◆ Prompt: Extract all lines containing "text".

[Data entries for graphics]
:::

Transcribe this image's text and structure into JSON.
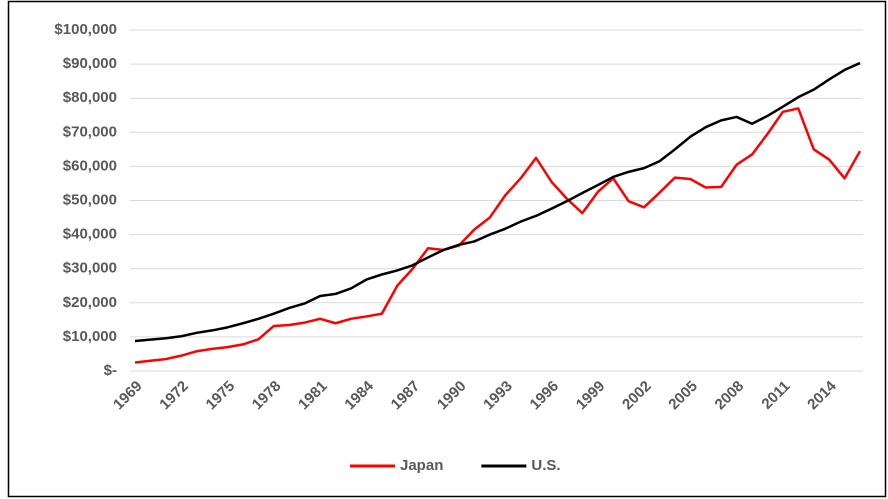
{
  "chart_data": {
    "type": "line",
    "x": [
      1969,
      1970,
      1971,
      1972,
      1973,
      1974,
      1975,
      1976,
      1977,
      1978,
      1979,
      1980,
      1981,
      1982,
      1983,
      1984,
      1985,
      1986,
      1987,
      1988,
      1989,
      1990,
      1991,
      1992,
      1993,
      1994,
      1995,
      1996,
      1997,
      1998,
      1999,
      2000,
      2001,
      2002,
      2003,
      2004,
      2005,
      2006,
      2007,
      2008,
      2009,
      2010,
      2011,
      2012,
      2013,
      2014,
      2015,
      2016
    ],
    "series": [
      {
        "name": "Japan",
        "color": "#ff0000",
        "values": [
          2500,
          3000,
          3500,
          4500,
          5800,
          6500,
          7000,
          7800,
          9300,
          13200,
          13500,
          14200,
          15300,
          14000,
          15300,
          16000,
          16800,
          25000,
          30000,
          36000,
          35500,
          36800,
          41500,
          45000,
          51500,
          56500,
          62500,
          55500,
          50500,
          46300,
          52500,
          56500,
          49800,
          48000,
          52300,
          56700,
          56300,
          53800,
          54000,
          60500,
          63500,
          69500,
          76000,
          77000,
          65000,
          62000,
          56500,
          64500
        ]
      },
      {
        "name": "U.S.",
        "color": "#000000",
        "values": [
          8800,
          9200,
          9600,
          10200,
          11200,
          11900,
          12800,
          14000,
          15300,
          16800,
          18500,
          19800,
          22000,
          22600,
          24200,
          26800,
          28300,
          29500,
          31000,
          33300,
          35500,
          37000,
          38000,
          40000,
          41700,
          43800,
          45500,
          47600,
          49800,
          52200,
          54500,
          56900,
          58400,
          59500,
          61500,
          65000,
          68700,
          71500,
          73500,
          74500,
          72500,
          74800,
          77500,
          80300,
          82500,
          85500,
          88300,
          90300
        ]
      }
    ],
    "xlim": [
      1969,
      2016
    ],
    "xticks": [
      1969,
      1972,
      1975,
      1978,
      1981,
      1984,
      1987,
      1990,
      1993,
      1996,
      1999,
      2002,
      2005,
      2008,
      2011,
      2014
    ],
    "ylim": [
      0,
      100000
    ],
    "yticks": [
      {
        "value": 0,
        "label": "$-"
      },
      {
        "value": 10000,
        "label": "$10,000"
      },
      {
        "value": 20000,
        "label": "$20,000"
      },
      {
        "value": 30000,
        "label": "$30,000"
      },
      {
        "value": 40000,
        "label": "$40,000"
      },
      {
        "value": 50000,
        "label": "$50,000"
      },
      {
        "value": 60000,
        "label": "$60,000"
      },
      {
        "value": 70000,
        "label": "$70,000"
      },
      {
        "value": 80000,
        "label": "$80,000"
      },
      {
        "value": 90000,
        "label": "$90,000"
      },
      {
        "value": 100000,
        "label": "$100,000"
      }
    ],
    "grid": true,
    "legend": "bottom"
  }
}
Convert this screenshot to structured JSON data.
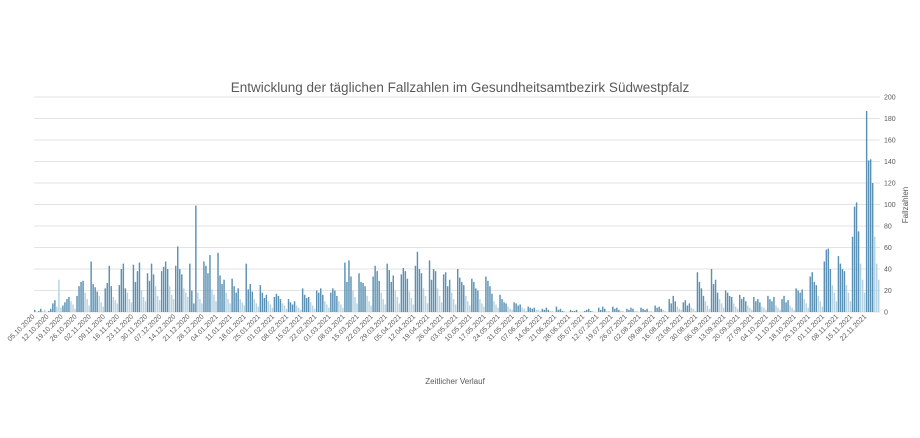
{
  "chart_data": {
    "type": "bar",
    "title": "Entwicklung der täglichen Fallzahlen im Gesundheitsamtbezirk Südwestpfalz",
    "xlabel": "Zeitlicher Verlauf",
    "ylabel": "Fallzahlen",
    "ylim": [
      0,
      200
    ],
    "yticks": [
      "0",
      "20",
      "40",
      "60",
      "80",
      "100",
      "120",
      "140",
      "160",
      "180",
      "200"
    ],
    "y_axis_position": "right",
    "grid": true,
    "legend": "none",
    "x_tick_labels": [
      "05.10.2020",
      "12.10.2020",
      "19.10.2020",
      "26.10.2020",
      "02.11.2020",
      "09.11.2020",
      "16.11.2020",
      "23.11.2020",
      "30.11.2020",
      "07.12.2020",
      "14.12.2020",
      "21.12.2020",
      "28.12.2020",
      "04.01.2021",
      "11.01.2021",
      "18.01.2021",
      "25.01.2021",
      "01.02.2021",
      "08.02.2021",
      "15.02.2021",
      "22.02.2021",
      "01.03.2021",
      "08.03.2021",
      "15.03.2021",
      "22.03.2021",
      "29.03.2021",
      "05.04.2021",
      "12.04.2021",
      "19.04.2021",
      "26.04.2021",
      "03.05.2021",
      "10.05.2021",
      "17.05.2021",
      "24.05.2021",
      "31.05.2021",
      "07.06.2021",
      "14.06.2021",
      "21.06.2021",
      "28.06.2021",
      "05.07.2021",
      "12.07.2021",
      "19.07.2021",
      "26.07.2021",
      "02.08.2021",
      "09.08.2021",
      "16.08.2021",
      "23.08.2021",
      "30.08.2021",
      "06.09.2021",
      "13.09.2021",
      "20.09.2021",
      "27.09.2021",
      "04.10.2021",
      "11.10.2021",
      "18.10.2021",
      "25.10.2021",
      "01.11.2021",
      "08.11.2021",
      "15.11.2021",
      "22.11.2021"
    ],
    "weekly_values": [
      [
        2,
        0,
        1,
        3,
        1,
        2,
        0
      ],
      [
        1,
        3,
        8,
        11,
        5,
        30,
        4
      ],
      [
        6,
        9,
        12,
        14,
        10,
        7,
        3
      ],
      [
        15,
        24,
        28,
        29,
        18,
        12,
        6
      ],
      [
        47,
        26,
        23,
        19,
        15,
        9,
        5
      ],
      [
        22,
        27,
        43,
        24,
        14,
        11,
        8
      ],
      [
        25,
        40,
        45,
        22,
        18,
        12,
        9
      ],
      [
        44,
        28,
        38,
        46,
        20,
        14,
        10
      ],
      [
        36,
        29,
        45,
        35,
        24,
        15,
        11
      ],
      [
        38,
        42,
        47,
        40,
        24,
        16,
        12
      ],
      [
        43,
        61,
        40,
        35,
        22,
        18,
        14
      ],
      [
        45,
        20,
        8,
        99,
        18,
        12,
        8
      ],
      [
        47,
        43,
        36,
        53,
        21,
        16,
        10
      ],
      [
        55,
        34,
        26,
        30,
        18,
        12,
        8
      ],
      [
        31,
        24,
        18,
        22,
        12,
        9,
        6
      ],
      [
        45,
        21,
        26,
        19,
        12,
        8,
        5
      ],
      [
        25,
        18,
        13,
        16,
        10,
        7,
        4
      ],
      [
        14,
        17,
        15,
        12,
        8,
        6,
        3
      ],
      [
        12,
        9,
        7,
        10,
        6,
        4,
        2
      ],
      [
        22,
        16,
        13,
        14,
        9,
        6,
        3
      ],
      [
        20,
        18,
        22,
        16,
        10,
        7,
        4
      ],
      [
        18,
        22,
        20,
        15,
        10,
        7,
        4
      ],
      [
        46,
        28,
        48,
        33,
        20,
        14,
        8
      ],
      [
        36,
        28,
        27,
        24,
        15,
        10,
        6
      ],
      [
        33,
        43,
        38,
        29,
        18,
        12,
        7
      ],
      [
        45,
        39,
        28,
        34,
        20,
        14,
        8
      ],
      [
        35,
        41,
        38,
        31,
        19,
        13,
        7
      ],
      [
        43,
        56,
        40,
        36,
        22,
        15,
        8
      ],
      [
        48,
        30,
        40,
        38,
        22,
        15,
        9
      ],
      [
        35,
        37,
        24,
        30,
        18,
        12,
        7
      ],
      [
        40,
        32,
        28,
        25,
        15,
        10,
        6
      ],
      [
        31,
        28,
        22,
        20,
        12,
        8,
        5
      ],
      [
        33,
        29,
        24,
        17,
        10,
        7,
        4
      ],
      [
        16,
        12,
        9,
        8,
        5,
        3,
        2
      ],
      [
        9,
        8,
        6,
        7,
        4,
        3,
        1
      ],
      [
        5,
        4,
        3,
        4,
        2,
        2,
        1
      ],
      [
        3,
        2,
        4,
        2,
        1,
        1,
        0
      ],
      [
        5,
        2,
        3,
        1,
        1,
        0,
        0
      ],
      [
        2,
        1,
        1,
        2,
        0,
        0,
        0
      ],
      [
        1,
        2,
        3,
        1,
        1,
        0,
        0
      ],
      [
        4,
        2,
        5,
        3,
        1,
        1,
        0
      ],
      [
        5,
        3,
        4,
        2,
        1,
        1,
        0
      ],
      [
        3,
        2,
        4,
        3,
        1,
        1,
        0
      ],
      [
        4,
        3,
        2,
        3,
        1,
        1,
        0
      ],
      [
        6,
        4,
        5,
        3,
        2,
        1,
        0
      ],
      [
        12,
        8,
        15,
        10,
        5,
        3,
        2
      ],
      [
        9,
        11,
        6,
        8,
        4,
        3,
        1
      ],
      [
        37,
        28,
        22,
        15,
        10,
        6,
        3
      ],
      [
        40,
        26,
        30,
        18,
        12,
        8,
        4
      ],
      [
        20,
        18,
        15,
        14,
        8,
        5,
        3
      ],
      [
        16,
        12,
        14,
        10,
        6,
        4,
        2
      ],
      [
        14,
        10,
        12,
        9,
        5,
        4,
        2
      ],
      [
        15,
        12,
        10,
        14,
        6,
        4,
        2
      ],
      [
        12,
        15,
        9,
        11,
        6,
        4,
        2
      ],
      [
        22,
        20,
        18,
        21,
        12,
        8,
        4
      ],
      [
        33,
        37,
        28,
        25,
        15,
        10,
        5
      ],
      [
        47,
        58,
        59,
        40,
        25,
        18,
        10
      ],
      [
        52,
        45,
        40,
        38,
        25,
        18,
        10
      ],
      [
        70,
        98,
        102,
        75,
        45,
        30,
        18
      ],
      [
        187,
        141,
        142,
        120,
        70,
        45,
        30
      ]
    ],
    "colors": {
      "bar_dark": "#5b91b4",
      "bar_light": "#b4d2e2",
      "gridline": "#e3e3e3",
      "text": "#595959"
    }
  }
}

:::

◆ Solution to this problem:
Transcribe this image's text and structure into JSON.
      "text": "#595959"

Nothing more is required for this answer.